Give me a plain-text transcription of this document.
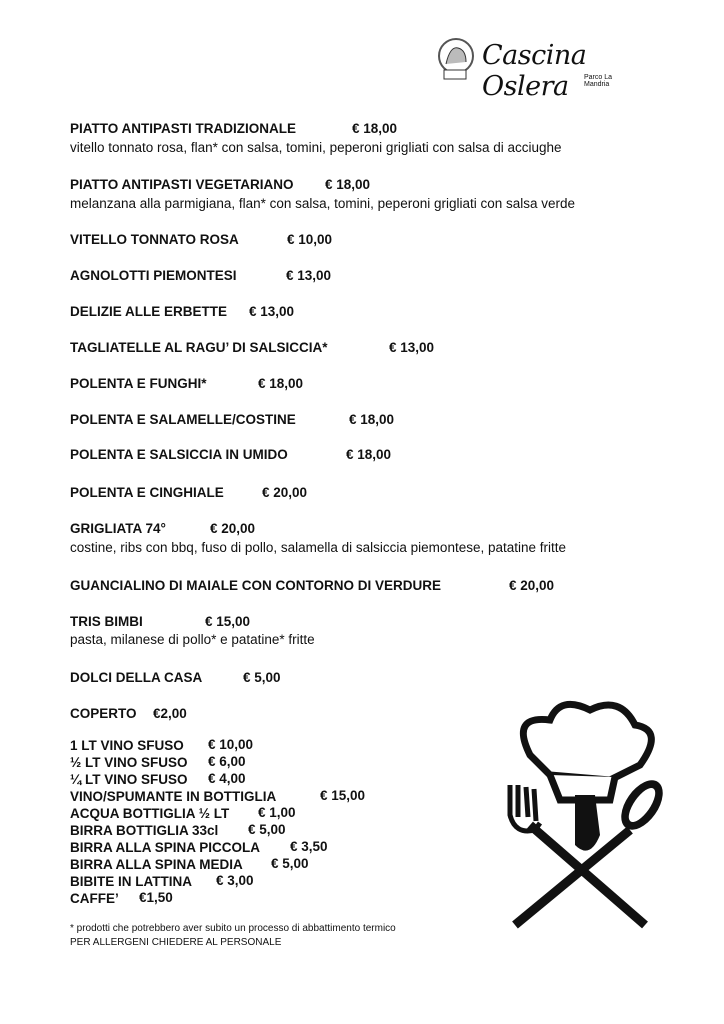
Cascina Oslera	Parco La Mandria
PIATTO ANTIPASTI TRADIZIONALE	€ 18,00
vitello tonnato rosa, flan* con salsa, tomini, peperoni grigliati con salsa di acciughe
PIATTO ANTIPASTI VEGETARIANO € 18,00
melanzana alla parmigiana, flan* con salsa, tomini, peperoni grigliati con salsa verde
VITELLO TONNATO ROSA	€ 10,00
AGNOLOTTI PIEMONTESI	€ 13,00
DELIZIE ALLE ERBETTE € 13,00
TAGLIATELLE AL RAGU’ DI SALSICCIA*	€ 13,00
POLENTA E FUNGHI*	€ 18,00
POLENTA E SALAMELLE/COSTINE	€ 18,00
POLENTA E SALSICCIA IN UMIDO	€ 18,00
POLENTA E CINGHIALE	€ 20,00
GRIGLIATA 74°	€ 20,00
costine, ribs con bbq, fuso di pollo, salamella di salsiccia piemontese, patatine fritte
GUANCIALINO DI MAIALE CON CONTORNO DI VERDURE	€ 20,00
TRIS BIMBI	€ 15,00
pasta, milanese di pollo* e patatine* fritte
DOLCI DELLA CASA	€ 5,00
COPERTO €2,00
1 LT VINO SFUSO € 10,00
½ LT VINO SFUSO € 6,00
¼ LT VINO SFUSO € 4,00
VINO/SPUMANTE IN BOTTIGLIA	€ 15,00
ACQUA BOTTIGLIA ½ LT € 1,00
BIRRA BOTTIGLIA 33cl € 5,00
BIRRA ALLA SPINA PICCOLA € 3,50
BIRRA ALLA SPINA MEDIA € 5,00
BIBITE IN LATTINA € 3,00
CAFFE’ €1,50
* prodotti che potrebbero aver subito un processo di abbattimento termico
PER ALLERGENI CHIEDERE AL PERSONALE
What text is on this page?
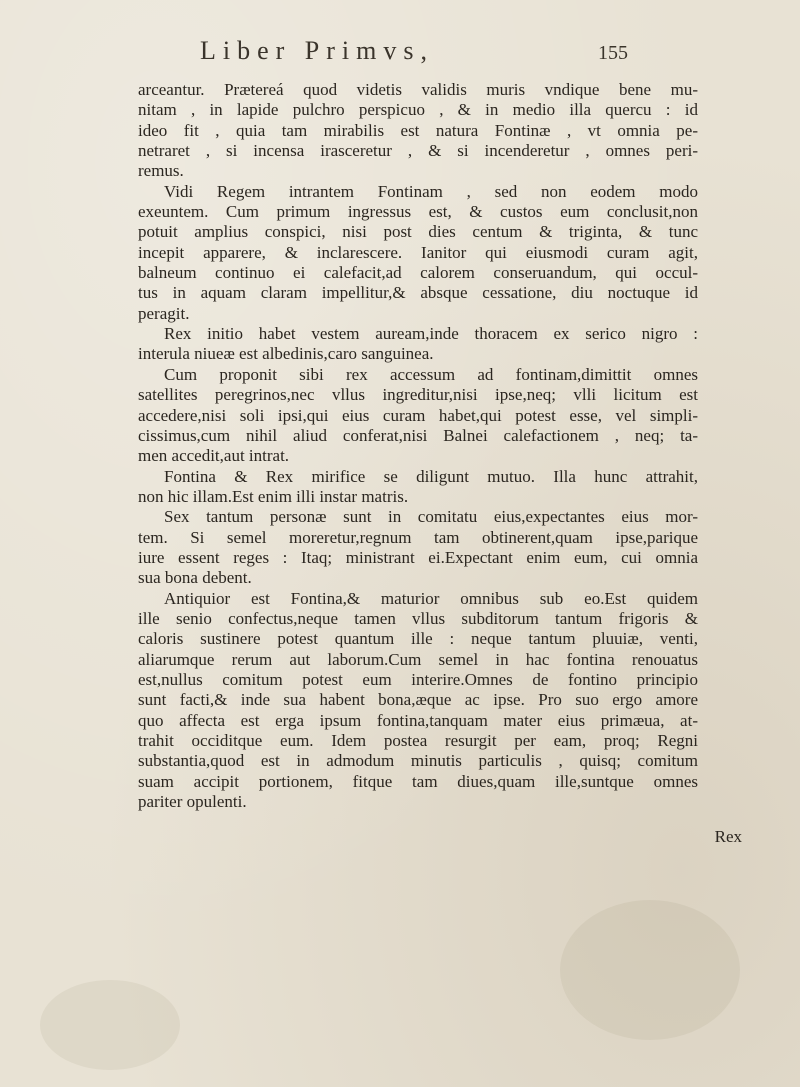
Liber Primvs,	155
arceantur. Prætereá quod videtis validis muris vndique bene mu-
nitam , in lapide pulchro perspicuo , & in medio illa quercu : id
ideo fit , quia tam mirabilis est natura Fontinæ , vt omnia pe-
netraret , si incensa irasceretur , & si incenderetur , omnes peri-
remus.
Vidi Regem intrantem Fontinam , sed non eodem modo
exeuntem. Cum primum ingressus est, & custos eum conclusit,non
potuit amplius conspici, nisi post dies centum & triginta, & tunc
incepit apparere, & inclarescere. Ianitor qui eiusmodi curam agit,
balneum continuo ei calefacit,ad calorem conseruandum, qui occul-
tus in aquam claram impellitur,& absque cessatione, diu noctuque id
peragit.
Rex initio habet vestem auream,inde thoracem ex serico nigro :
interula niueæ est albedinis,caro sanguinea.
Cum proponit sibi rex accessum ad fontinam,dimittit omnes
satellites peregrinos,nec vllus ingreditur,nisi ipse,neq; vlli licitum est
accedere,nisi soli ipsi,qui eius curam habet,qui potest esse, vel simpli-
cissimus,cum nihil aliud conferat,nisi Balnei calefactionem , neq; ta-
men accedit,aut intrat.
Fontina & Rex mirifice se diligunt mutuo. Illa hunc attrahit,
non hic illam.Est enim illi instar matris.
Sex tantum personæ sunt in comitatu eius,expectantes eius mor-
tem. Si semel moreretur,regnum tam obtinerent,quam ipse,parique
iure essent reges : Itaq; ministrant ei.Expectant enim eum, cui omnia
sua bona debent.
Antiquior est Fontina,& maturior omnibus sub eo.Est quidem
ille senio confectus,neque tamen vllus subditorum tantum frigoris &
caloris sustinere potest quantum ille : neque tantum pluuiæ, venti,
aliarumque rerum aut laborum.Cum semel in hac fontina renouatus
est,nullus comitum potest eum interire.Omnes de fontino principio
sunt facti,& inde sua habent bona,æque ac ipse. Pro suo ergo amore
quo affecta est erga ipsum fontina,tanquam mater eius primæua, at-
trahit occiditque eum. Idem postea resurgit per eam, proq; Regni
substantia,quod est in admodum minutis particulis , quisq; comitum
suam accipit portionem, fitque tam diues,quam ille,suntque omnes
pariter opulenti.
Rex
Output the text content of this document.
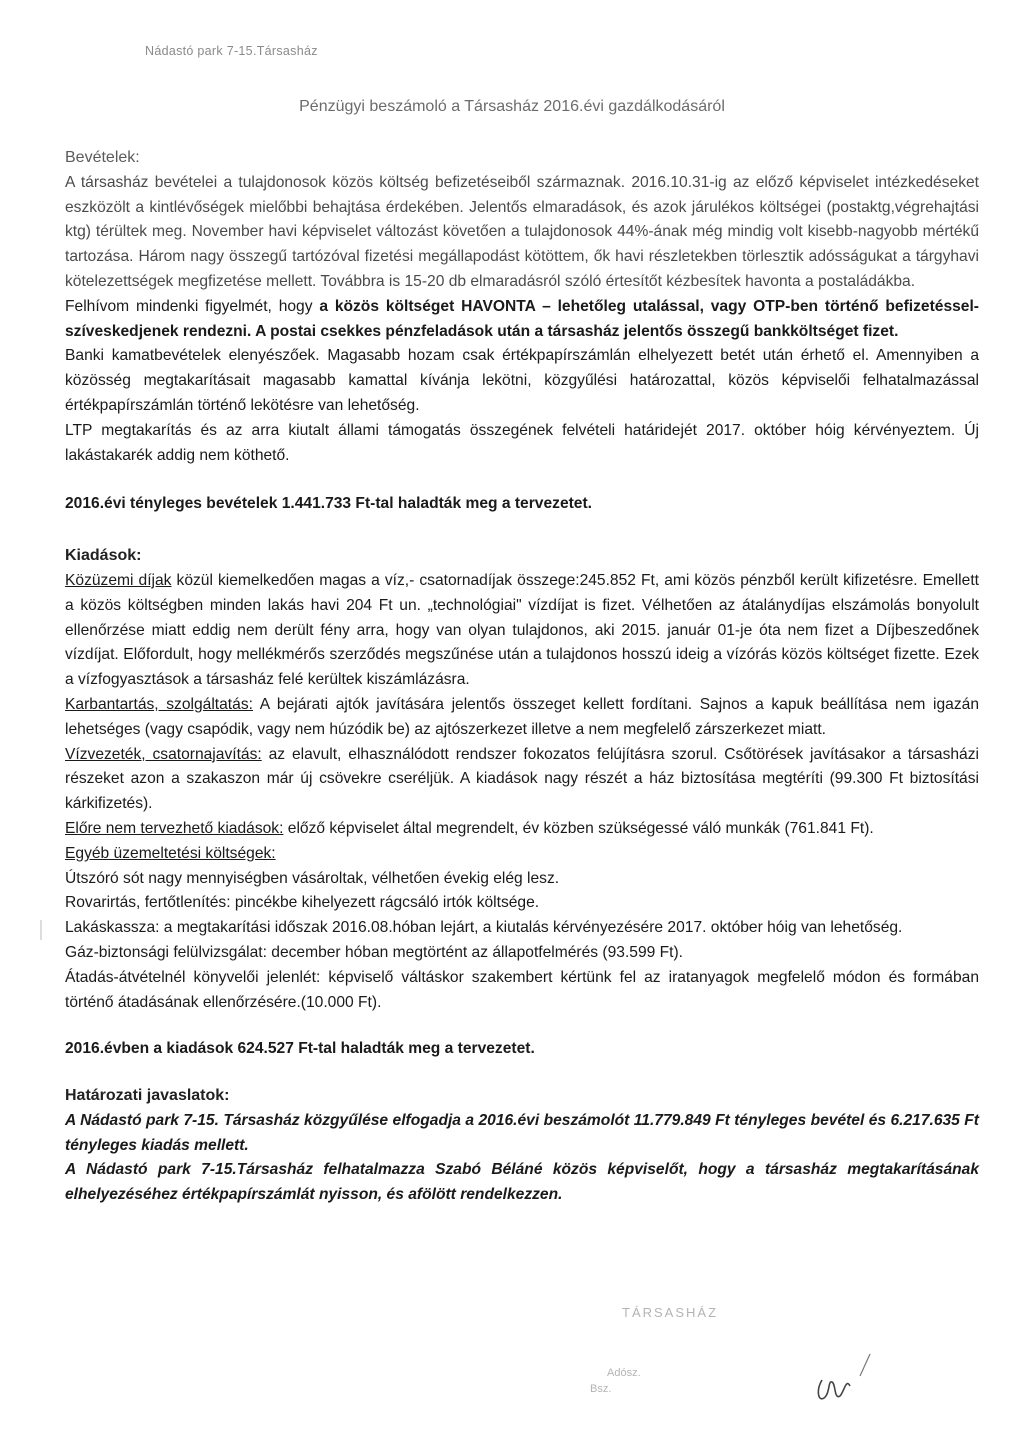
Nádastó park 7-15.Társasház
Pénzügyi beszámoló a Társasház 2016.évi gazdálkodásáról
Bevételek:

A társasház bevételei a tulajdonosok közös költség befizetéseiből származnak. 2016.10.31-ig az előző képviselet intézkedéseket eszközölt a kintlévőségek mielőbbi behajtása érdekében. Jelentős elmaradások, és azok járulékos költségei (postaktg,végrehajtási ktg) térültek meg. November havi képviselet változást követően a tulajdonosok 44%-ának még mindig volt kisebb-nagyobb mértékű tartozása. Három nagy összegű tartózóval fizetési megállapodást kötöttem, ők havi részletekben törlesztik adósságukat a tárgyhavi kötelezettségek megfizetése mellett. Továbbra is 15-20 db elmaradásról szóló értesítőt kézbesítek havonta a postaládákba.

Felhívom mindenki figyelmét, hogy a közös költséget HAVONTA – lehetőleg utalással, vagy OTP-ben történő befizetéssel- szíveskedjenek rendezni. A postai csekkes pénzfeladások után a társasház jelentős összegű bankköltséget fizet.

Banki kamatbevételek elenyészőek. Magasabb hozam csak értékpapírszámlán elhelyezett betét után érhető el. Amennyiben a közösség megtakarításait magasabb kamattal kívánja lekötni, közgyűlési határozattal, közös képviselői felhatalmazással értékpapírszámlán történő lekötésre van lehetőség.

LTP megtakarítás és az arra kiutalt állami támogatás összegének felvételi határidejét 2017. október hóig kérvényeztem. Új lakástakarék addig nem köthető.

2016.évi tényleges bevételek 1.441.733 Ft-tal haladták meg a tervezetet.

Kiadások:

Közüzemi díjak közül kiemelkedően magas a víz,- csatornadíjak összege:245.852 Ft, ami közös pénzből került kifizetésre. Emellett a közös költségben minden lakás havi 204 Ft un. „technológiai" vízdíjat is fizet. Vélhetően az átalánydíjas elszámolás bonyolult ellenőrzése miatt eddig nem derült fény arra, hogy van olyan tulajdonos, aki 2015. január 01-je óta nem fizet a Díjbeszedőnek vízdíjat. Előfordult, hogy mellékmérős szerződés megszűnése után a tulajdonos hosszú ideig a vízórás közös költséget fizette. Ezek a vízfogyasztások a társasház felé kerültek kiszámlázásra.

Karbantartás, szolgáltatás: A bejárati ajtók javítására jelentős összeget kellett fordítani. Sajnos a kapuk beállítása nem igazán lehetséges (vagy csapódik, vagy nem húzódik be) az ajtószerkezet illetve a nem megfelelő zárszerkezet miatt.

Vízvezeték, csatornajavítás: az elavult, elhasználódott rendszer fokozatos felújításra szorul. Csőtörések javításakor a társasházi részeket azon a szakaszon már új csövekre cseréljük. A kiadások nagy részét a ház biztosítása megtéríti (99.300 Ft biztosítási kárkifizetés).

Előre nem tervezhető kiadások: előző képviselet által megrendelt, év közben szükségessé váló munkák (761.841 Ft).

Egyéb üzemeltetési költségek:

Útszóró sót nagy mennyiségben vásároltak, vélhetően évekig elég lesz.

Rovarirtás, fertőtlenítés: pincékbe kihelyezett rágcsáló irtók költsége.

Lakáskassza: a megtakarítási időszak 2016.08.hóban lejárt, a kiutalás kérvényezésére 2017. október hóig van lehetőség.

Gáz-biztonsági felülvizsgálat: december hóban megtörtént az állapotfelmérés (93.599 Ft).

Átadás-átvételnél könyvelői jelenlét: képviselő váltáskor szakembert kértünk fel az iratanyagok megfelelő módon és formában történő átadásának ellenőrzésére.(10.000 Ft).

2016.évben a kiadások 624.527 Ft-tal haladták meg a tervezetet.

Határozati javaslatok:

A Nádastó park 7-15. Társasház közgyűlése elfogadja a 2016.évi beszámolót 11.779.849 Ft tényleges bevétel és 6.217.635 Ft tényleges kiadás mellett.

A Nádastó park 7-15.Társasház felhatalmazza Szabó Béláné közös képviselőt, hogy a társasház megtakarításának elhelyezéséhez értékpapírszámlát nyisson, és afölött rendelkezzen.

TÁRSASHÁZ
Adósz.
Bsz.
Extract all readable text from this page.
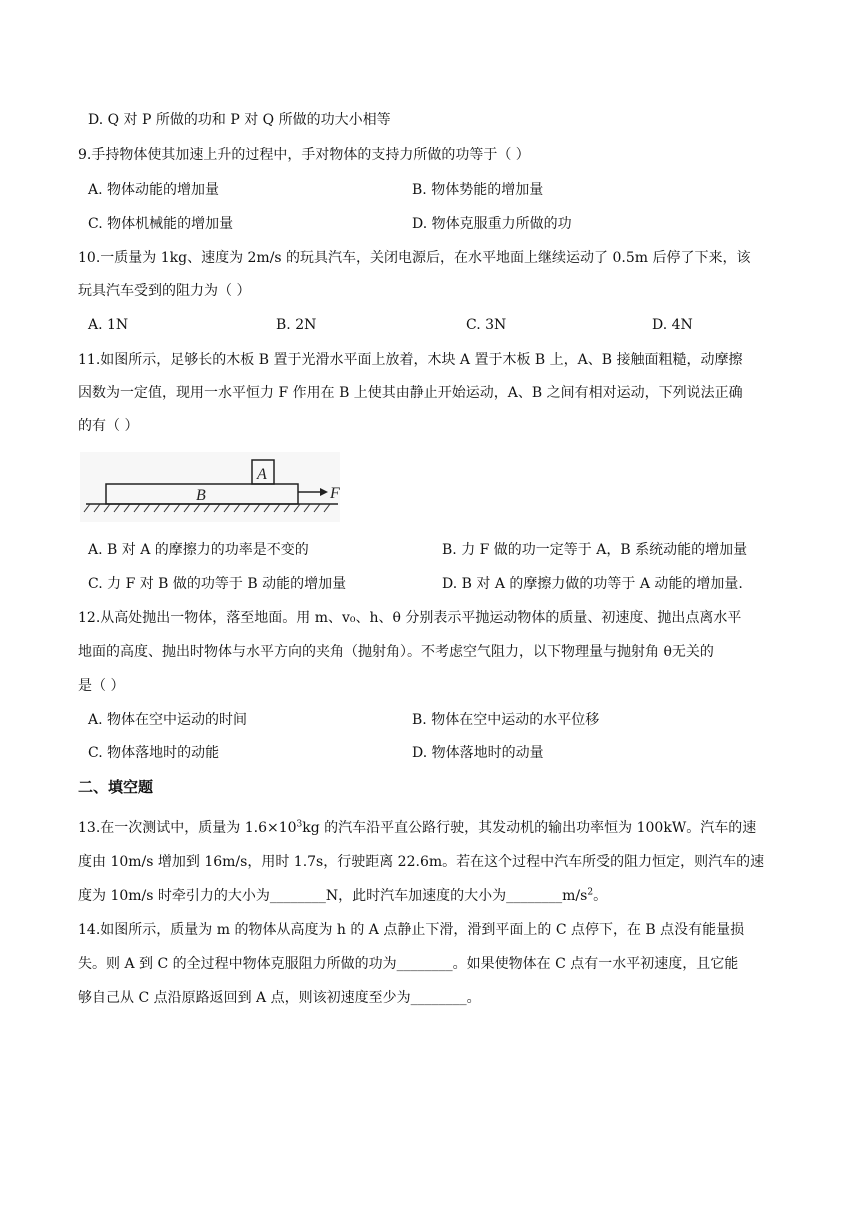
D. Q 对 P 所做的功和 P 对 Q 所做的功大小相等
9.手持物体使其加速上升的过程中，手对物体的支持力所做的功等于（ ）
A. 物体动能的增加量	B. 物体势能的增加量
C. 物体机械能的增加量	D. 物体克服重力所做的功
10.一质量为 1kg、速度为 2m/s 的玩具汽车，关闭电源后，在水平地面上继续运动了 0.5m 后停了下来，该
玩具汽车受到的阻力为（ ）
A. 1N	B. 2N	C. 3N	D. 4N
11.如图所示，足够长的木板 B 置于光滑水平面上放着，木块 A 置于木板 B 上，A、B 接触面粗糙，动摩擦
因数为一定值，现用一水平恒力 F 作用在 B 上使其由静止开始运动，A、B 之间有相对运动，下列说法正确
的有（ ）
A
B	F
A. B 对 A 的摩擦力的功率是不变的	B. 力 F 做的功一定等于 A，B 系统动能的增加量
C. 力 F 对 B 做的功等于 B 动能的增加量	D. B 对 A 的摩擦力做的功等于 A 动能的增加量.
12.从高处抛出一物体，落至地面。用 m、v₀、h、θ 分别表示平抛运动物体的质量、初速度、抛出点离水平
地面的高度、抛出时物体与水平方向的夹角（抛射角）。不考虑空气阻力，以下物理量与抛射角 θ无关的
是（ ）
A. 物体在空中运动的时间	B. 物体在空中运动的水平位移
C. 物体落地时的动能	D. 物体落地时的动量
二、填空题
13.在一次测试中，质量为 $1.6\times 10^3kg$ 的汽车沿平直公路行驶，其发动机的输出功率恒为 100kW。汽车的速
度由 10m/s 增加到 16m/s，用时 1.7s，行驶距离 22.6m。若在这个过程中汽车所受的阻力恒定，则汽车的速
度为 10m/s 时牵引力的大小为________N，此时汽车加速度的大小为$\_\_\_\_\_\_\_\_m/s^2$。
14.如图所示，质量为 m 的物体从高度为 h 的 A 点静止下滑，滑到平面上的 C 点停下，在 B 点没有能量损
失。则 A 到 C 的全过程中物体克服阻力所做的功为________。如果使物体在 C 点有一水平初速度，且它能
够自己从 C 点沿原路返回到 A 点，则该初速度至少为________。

○ ○ ○ ○ ○ ○ ○

EXERCISE:
Quote precisely the lines of the data from the line containing "Extract all readable text from this page." through its final line, both included, excluding pictures.

COMPLETE ANSWER:
Extract all readable text from this page.
D. Q 对 P 所做的功和 P 对 Q 所做的功大小相等
9.手持物体使其加速上升的过程中，手对物体的支持力所做的功等于（ ）
A. 物体动能的增加量	B. 物体势能的增加量
C. 物体机械能的增加量	D. 物体克服重力所做的功
10.一质量为 1kg、速度为 2m/s 的玩具汽车，关闭电源后，在水平地面上继续运动了 0.5m 后停了下来，该
玩具汽车受到的阻力为（ ）
A. 1N	B. 2N	C. 3N	D. 4N
11.如图所示，足够长的木板 B 置于光滑水平面上放着，木块 A 置于木板 B 上，A、B 接触面粗糙，动摩擦
因数为一定值，现用一水平恒力 F 作用在 B 上使其由静止开始运动，A、B 之间有相对运动，下列说法正确
的有（ ）
A
B	F
A. B 对 A 的摩擦力的功率是不变的	B. 力 F 做的功一定等于 A，B 系统动能的增加量
C. 力 F 对 B 做的功等于 B 动能的增加量	D. B 对 A 的摩擦力做的功等于 A 动能的增加量.
12.从高处抛出一物体，落至地面。用 m、v₀、h、θ 分别表示平抛运动物体的质量、初速度、抛出点离水平
地面的高度、抛出时物体与水平方向的夹角（抛射角）。不考虑空气阻力，以下物理量与抛射角 θ无关的
是（ ）
A. 物体在空中运动的时间	B. 物体在空中运动的水平位移
C. 物体落地时的动能	D. 物体落地时的动量
二、填空题
13.在一次测试中，质量为 $1.6\times 10^3kg$ 的汽车沿平直公路行驶，其发动机的输出功率恒为 100kW。汽车的速
度由 10m/s 增加到 16m/s，用时 1.7s，行驶距离 22.6m。若在这个过程中汽车所受的阻力恒定，则汽车的速
度为 10m/s 时牵引力的大小为________N，此时汽车加速度的大小为$\_\_\_\_\_\_\_\_m/s^2$。
14.如图所示，质量为 m 的物体从高度为 h 的 A 点静止下滑，滑到平面上的 C 点停下，在 B 点没有能量损
失。则 A 到 C 的全过程中物体克服阻力所做的功为________。如果使物体在 C 点有一水平初速度，且它能
够自己从 C 点沿原路返回到 A 点，则该初速度至少为________。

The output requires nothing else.